In the entries below, find the lines with the word "Kalbinnen" and copy them.

● RECORDS TO USE:
————————

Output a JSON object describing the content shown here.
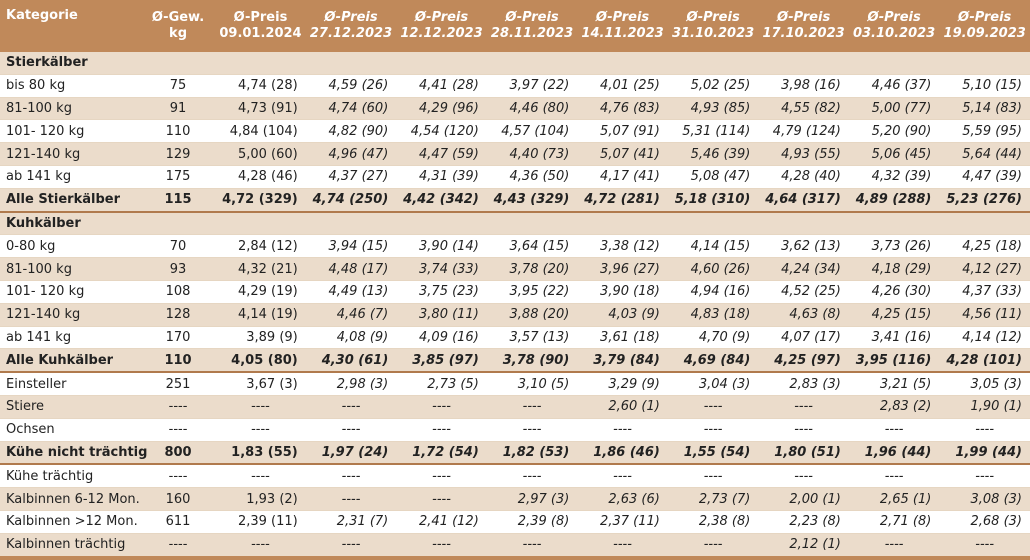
{
  "headers": [
    {
      "line1": "Kategorie",
      "line2": ""
    },
    {
      "line1": "Ø-Gew.",
      "line2": "kg"
    },
    {
      "line1": "Ø-Preis",
      "line2": "09.01.2024"
    },
    {
      "line1": "Ø-Preis",
      "line2": "27.12.2023"
    },
    {
      "line1": "Ø-Preis",
      "line2": "12.12.2023"
    },
    {
      "line1": "Ø-Preis",
      "line2": "28.11.2023"
    },
    {
      "line1": "Ø-Preis",
      "line2": "14.11.2023"
    },
    {
      "line1": "Ø-Preis",
      "line2": "31.10.2023"
    },
    {
      "line1": "Ø-Preis",
      "line2": "17.10.2023"
    },
    {
      "line1": "Ø-Preis",
      "line2": "03.10.2023"
    },
    {
      "line1": "Ø-Preis",
      "line2": "19.09.2023"
    }
  ],
  "rows": [
    {
      "kind": "section",
      "label": "Stierkälber",
      "cells": []
    },
    {
      "kind": "data",
      "label": "bis 80 kg",
      "cells": [
        "75",
        "4,74 (28)",
        "4,59 (26)",
        "4,41 (28)",
        "3,97 (22)",
        "4,01 (25)",
        "5,02 (25)",
        "3,98 (16)",
        "4,46 (37)",
        "5,10 (15)"
      ]
    },
    {
      "kind": "data",
      "label": "81-100 kg",
      "cells": [
        "91",
        "4,73 (91)",
        "4,74 (60)",
        "4,29 (96)",
        "4,46 (80)",
        "4,76 (83)",
        "4,93 (85)",
        "4,55 (82)",
        "5,00 (77)",
        "5,14 (83)"
      ]
    },
    {
      "kind": "data",
      "label": "101- 120 kg",
      "cells": [
        "110",
        "4,84 (104)",
        "4,82 (90)",
        "4,54 (120)",
        "4,57 (104)",
        "5,07 (91)",
        "5,31 (114)",
        "4,79 (124)",
        "5,20 (90)",
        "5,59 (95)"
      ]
    },
    {
      "kind": "data",
      "label": "121-140 kg",
      "cells": [
        "129",
        "5,00 (60)",
        "4,96 (47)",
        "4,47 (59)",
        "4,40 (73)",
        "5,07 (41)",
        "5,46 (39)",
        "4,93 (55)",
        "5,06 (45)",
        "5,64 (44)"
      ]
    },
    {
      "kind": "data",
      "label": "ab 141 kg",
      "cells": [
        "175",
        "4,28 (46)",
        "4,37 (27)",
        "4,31 (39)",
        "4,36 (50)",
        "4,17 (41)",
        "5,08 (47)",
        "4,28 (40)",
        "4,32 (39)",
        "4,47 (39)"
      ]
    },
    {
      "kind": "total",
      "label": "Alle Stierkälber",
      "cells": [
        "115",
        "4,72 (329)",
        "4,74 (250)",
        "4,42 (342)",
        "4,43 (329)",
        "4,72 (281)",
        "5,18 (310)",
        "4,64 (317)",
        "4,89 (288)",
        "5,23 (276)"
      ]
    },
    {
      "kind": "section",
      "label": "Kuhkälber",
      "cells": []
    },
    {
      "kind": "data",
      "label": "0-80 kg",
      "cells": [
        "70",
        "2,84 (12)",
        "3,94 (15)",
        "3,90 (14)",
        "3,64 (15)",
        "3,38 (12)",
        "4,14 (15)",
        "3,62 (13)",
        "3,73 (26)",
        "4,25 (18)"
      ]
    },
    {
      "kind": "data",
      "label": "81-100 kg",
      "cells": [
        "93",
        "4,32 (21)",
        "4,48 (17)",
        "3,74 (33)",
        "3,78 (20)",
        "3,96 (27)",
        "4,60 (26)",
        "4,24 (34)",
        "4,18 (29)",
        "4,12 (27)"
      ]
    },
    {
      "kind": "data",
      "label": "101- 120 kg",
      "cells": [
        "108",
        "4,29 (19)",
        "4,49 (13)",
        "3,75 (23)",
        "3,95 (22)",
        "3,90 (18)",
        "4,94 (16)",
        "4,52 (25)",
        "4,26 (30)",
        "4,37 (33)"
      ]
    },
    {
      "kind": "data",
      "label": "121-140 kg",
      "cells": [
        "128",
        "4,14 (19)",
        "4,46 (7)",
        "3,80 (11)",
        "3,88 (20)",
        "4,03 (9)",
        "4,83 (18)",
        "4,63 (8)",
        "4,25 (15)",
        "4,56 (11)"
      ]
    },
    {
      "kind": "data",
      "label": "ab 141 kg",
      "cells": [
        "170",
        "3,89 (9)",
        "4,08 (9)",
        "4,09 (16)",
        "3,57 (13)",
        "3,61 (18)",
        "4,70 (9)",
        "4,07 (17)",
        "3,41 (16)",
        "4,14 (12)"
      ]
    },
    {
      "kind": "total",
      "label": "Alle Kuhkälber",
      "cells": [
        "110",
        "4,05 (80)",
        "4,30 (61)",
        "3,85 (97)",
        "3,78 (90)",
        "3,79 (84)",
        "4,69 (84)",
        "4,25 (97)",
        "3,95 (116)",
        "4,28 (101)"
      ]
    },
    {
      "kind": "data",
      "label": "Einsteller",
      "cells": [
        "251",
        "3,67 (3)",
        "2,98 (3)",
        "2,73 (5)",
        "3,10 (5)",
        "3,29 (9)",
        "3,04 (3)",
        "2,83 (3)",
        "3,21 (5)",
        "3,05 (3)"
      ]
    },
    {
      "kind": "data",
      "label": "Stiere",
      "cells": [
        "----",
        "----",
        "----",
        "----",
        "----",
        "2,60 (1)",
        "----",
        "----",
        "2,83 (2)",
        "1,90 (1)"
      ]
    },
    {
      "kind": "data",
      "label": "Ochsen",
      "cells": [
        "----",
        "----",
        "----",
        "----",
        "----",
        "----",
        "----",
        "----",
        "----",
        "----"
      ]
    },
    {
      "kind": "boldrow",
      "label": "Kühe nicht trächtig",
      "cells": [
        "800",
        "1,83 (55)",
        "1,97 (24)",
        "1,72 (54)",
        "1,82 (53)",
        "1,86 (46)",
        "1,55 (54)",
        "1,80 (51)",
        "1,96 (44)",
        "1,99 (44)"
      ]
    },
    {
      "kind": "data",
      "label": "Kühe trächtig",
      "cells": [
        "----",
        "----",
        "----",
        "----",
        "----",
        "----",
        "----",
        "----",
        "----",
        "----"
      ]
    },
    {
      "kind": "data",
      "label": "Kalbinnen 6-12 Mon.",
      "cells": [
        "160",
        "1,93 (2)",
        "----",
        "----",
        "2,97 (3)",
        "2,63 (6)",
        "2,73 (7)",
        "2,00 (1)",
        "2,65 (1)",
        "3,08 (3)"
      ]
    },
    {
      "kind": "data",
      "label": "Kalbinnen >12 Mon.",
      "cells": [
        "611",
        "2,39 (11)",
        "2,31 (7)",
        "2,41 (12)",
        "2,39 (8)",
        "2,37 (11)",
        "2,38 (8)",
        "2,23 (8)",
        "2,71 (8)",
        "2,68 (3)"
      ]
    },
    {
      "kind": "data",
      "label": "Kalbinnen trächtig",
      "cells": [
        "----",
        "----",
        "----",
        "----",
        "----",
        "----",
        "----",
        "2,12 (1)",
        "----",
        "----"
      ]
    }
  ]
}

————————

● RESULT OF THIS TASK:
      "label": "Kalbinnen 6-12 Mon.",
      "label": "Kalbinnen >12 Mon.",
      "label": "Kalbinnen trächtig",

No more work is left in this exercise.